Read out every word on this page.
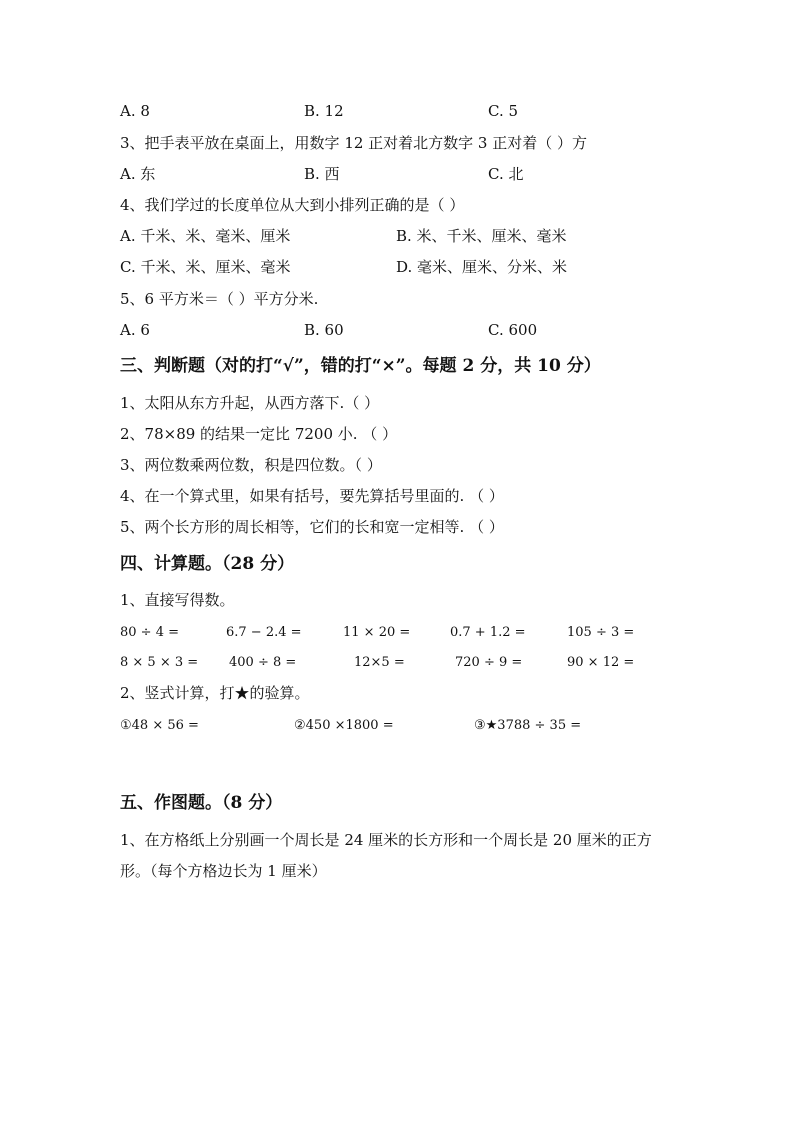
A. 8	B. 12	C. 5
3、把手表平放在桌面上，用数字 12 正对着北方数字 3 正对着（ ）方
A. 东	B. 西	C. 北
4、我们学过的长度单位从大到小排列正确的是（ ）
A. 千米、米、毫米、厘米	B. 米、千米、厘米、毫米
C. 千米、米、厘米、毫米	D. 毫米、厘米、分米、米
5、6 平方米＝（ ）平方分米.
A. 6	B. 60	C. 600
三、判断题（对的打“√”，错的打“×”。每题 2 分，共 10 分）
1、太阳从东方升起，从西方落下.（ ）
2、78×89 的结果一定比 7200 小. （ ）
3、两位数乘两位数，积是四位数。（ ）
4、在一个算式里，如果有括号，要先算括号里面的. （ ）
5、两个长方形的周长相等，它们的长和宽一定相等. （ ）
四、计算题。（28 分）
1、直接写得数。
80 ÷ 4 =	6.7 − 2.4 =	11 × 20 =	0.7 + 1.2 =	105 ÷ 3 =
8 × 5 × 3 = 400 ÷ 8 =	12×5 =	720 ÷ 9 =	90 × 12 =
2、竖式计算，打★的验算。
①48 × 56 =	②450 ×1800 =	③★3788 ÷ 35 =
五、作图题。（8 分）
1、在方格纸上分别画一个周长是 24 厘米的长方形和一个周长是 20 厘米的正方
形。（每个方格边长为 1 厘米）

=======

* _Stated problem_
Output each line exactly; omit every picture.

* _Answer to this problem_
Read out every word on this page.
A. 8	B. 12	C. 5
3、把手表平放在桌面上，用数字 12 正对着北方数字 3 正对着（ ）方
A. 东	B. 西	C. 北
4、我们学过的长度单位从大到小排列正确的是（ ）
A. 千米、米、毫米、厘米	B. 米、千米、厘米、毫米
C. 千米、米、厘米、毫米	D. 毫米、厘米、分米、米
5、6 平方米＝（ ）平方分米.
A. 6	B. 60	C. 600
三、判断题（对的打“√”，错的打“×”。每题 2 分，共 10 分）
1、太阳从东方升起，从西方落下.（ ）
2、78×89 的结果一定比 7200 小. （ ）
3、两位数乘两位数，积是四位数。（ ）
4、在一个算式里，如果有括号，要先算括号里面的. （ ）
5、两个长方形的周长相等，它们的长和宽一定相等. （ ）
四、计算题。（28 分）
1、直接写得数。
80 ÷ 4 =	6.7 − 2.4 =	11 × 20 =	0.7 + 1.2 =	105 ÷ 3 =
8 × 5 × 3 = 400 ÷ 8 =	12×5 =	720 ÷ 9 =	90 × 12 =
2、竖式计算，打★的验算。
①48 × 56 =	②450 ×1800 =	③★3788 ÷ 35 =
五、作图题。（8 分）
1、在方格纸上分别画一个周长是 24 厘米的长方形和一个周长是 20 厘米的正方
形。（每个方格边长为 1 厘米）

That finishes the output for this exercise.